WRITTEN INSTRUCTION: Read the material below. Count the lines containing "Pink" and give that count alone.

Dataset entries
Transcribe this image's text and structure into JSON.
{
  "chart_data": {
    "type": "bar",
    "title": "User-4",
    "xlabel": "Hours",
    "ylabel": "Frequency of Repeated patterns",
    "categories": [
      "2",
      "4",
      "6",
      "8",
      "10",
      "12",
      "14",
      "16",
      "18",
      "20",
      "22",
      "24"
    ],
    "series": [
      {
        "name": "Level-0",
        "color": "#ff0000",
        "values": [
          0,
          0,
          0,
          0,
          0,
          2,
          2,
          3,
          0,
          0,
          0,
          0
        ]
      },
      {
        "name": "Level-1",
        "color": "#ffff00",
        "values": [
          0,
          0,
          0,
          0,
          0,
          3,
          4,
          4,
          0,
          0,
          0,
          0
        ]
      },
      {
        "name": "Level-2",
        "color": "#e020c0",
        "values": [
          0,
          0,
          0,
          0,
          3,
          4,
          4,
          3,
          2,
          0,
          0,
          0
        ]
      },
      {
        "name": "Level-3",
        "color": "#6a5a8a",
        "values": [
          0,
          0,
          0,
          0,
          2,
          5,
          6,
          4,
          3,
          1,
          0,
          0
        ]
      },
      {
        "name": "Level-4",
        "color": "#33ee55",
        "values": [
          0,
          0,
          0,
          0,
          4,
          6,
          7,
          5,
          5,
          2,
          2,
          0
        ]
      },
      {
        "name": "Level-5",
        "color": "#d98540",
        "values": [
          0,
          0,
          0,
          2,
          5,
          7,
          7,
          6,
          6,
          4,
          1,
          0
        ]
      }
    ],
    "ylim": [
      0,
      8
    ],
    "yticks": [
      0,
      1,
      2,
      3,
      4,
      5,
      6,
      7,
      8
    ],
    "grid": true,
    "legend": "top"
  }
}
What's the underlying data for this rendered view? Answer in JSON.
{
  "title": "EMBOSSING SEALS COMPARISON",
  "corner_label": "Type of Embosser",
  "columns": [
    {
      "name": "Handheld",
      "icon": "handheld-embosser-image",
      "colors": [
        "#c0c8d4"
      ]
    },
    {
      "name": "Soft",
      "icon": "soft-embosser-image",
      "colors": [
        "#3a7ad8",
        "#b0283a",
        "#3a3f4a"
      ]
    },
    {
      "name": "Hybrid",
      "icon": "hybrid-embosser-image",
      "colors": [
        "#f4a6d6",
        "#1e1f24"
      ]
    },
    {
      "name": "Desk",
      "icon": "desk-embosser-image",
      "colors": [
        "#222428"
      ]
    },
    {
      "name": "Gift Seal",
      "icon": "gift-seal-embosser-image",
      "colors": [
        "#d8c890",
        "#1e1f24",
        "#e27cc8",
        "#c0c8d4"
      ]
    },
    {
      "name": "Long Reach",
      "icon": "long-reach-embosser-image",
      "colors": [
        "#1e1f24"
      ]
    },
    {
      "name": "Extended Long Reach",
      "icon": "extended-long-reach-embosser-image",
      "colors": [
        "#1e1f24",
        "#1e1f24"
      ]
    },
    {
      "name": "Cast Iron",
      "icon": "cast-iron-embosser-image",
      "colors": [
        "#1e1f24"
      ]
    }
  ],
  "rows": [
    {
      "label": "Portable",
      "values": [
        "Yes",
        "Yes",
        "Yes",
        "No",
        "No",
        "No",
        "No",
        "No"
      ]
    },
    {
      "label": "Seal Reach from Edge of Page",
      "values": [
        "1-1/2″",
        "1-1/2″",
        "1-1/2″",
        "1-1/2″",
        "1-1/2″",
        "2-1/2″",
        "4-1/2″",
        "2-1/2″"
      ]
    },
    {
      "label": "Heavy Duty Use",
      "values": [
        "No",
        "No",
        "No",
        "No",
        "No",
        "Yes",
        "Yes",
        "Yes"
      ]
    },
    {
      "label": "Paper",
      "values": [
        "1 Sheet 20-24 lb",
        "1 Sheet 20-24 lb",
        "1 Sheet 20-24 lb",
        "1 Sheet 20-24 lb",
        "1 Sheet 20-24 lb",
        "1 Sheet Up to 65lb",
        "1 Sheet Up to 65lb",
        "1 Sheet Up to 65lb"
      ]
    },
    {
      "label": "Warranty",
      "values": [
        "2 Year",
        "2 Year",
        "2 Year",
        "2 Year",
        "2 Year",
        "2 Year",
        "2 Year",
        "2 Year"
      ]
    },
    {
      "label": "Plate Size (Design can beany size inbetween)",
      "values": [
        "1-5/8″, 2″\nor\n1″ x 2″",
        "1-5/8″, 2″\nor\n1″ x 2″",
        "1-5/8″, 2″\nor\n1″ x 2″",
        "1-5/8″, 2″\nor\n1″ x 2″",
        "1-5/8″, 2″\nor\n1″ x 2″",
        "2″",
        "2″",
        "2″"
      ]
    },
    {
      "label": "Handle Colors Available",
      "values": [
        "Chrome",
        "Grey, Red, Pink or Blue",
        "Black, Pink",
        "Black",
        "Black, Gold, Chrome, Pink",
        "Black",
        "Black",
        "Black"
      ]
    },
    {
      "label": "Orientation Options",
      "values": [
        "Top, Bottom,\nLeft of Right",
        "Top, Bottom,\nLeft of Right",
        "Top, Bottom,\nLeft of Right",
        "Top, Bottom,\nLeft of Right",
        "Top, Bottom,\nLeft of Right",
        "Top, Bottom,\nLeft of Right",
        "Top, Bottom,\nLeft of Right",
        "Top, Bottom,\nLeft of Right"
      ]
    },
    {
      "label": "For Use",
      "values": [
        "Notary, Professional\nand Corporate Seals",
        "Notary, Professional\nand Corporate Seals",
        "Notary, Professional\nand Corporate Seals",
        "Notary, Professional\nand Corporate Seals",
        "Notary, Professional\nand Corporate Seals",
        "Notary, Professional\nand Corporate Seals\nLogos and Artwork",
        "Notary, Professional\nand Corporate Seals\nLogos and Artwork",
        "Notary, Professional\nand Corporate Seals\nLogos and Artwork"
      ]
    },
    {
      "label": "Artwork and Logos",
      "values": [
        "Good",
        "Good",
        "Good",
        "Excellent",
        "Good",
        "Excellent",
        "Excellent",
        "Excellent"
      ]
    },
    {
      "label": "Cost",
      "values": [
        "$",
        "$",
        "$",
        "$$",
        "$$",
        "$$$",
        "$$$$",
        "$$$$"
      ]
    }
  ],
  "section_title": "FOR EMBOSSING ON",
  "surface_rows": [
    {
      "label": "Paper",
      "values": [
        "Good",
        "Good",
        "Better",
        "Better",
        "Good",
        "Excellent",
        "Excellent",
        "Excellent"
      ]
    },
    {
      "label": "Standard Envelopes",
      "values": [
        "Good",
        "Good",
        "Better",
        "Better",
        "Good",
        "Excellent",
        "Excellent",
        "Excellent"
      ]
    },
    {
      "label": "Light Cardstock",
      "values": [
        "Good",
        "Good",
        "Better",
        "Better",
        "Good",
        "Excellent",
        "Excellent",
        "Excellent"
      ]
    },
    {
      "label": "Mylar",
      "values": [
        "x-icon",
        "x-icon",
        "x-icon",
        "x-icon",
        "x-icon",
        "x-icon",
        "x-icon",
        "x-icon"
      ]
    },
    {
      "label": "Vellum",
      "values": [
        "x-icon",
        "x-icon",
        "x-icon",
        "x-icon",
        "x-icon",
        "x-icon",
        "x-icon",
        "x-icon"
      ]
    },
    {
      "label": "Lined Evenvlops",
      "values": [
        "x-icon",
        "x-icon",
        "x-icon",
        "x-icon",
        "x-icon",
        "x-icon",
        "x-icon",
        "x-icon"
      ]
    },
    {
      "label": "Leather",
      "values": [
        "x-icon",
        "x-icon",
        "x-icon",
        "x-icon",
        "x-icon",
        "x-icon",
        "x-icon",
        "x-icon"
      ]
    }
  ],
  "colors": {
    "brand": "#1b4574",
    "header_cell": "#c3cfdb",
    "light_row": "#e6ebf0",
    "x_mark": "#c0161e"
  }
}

EXERCISE SOLUTION: 3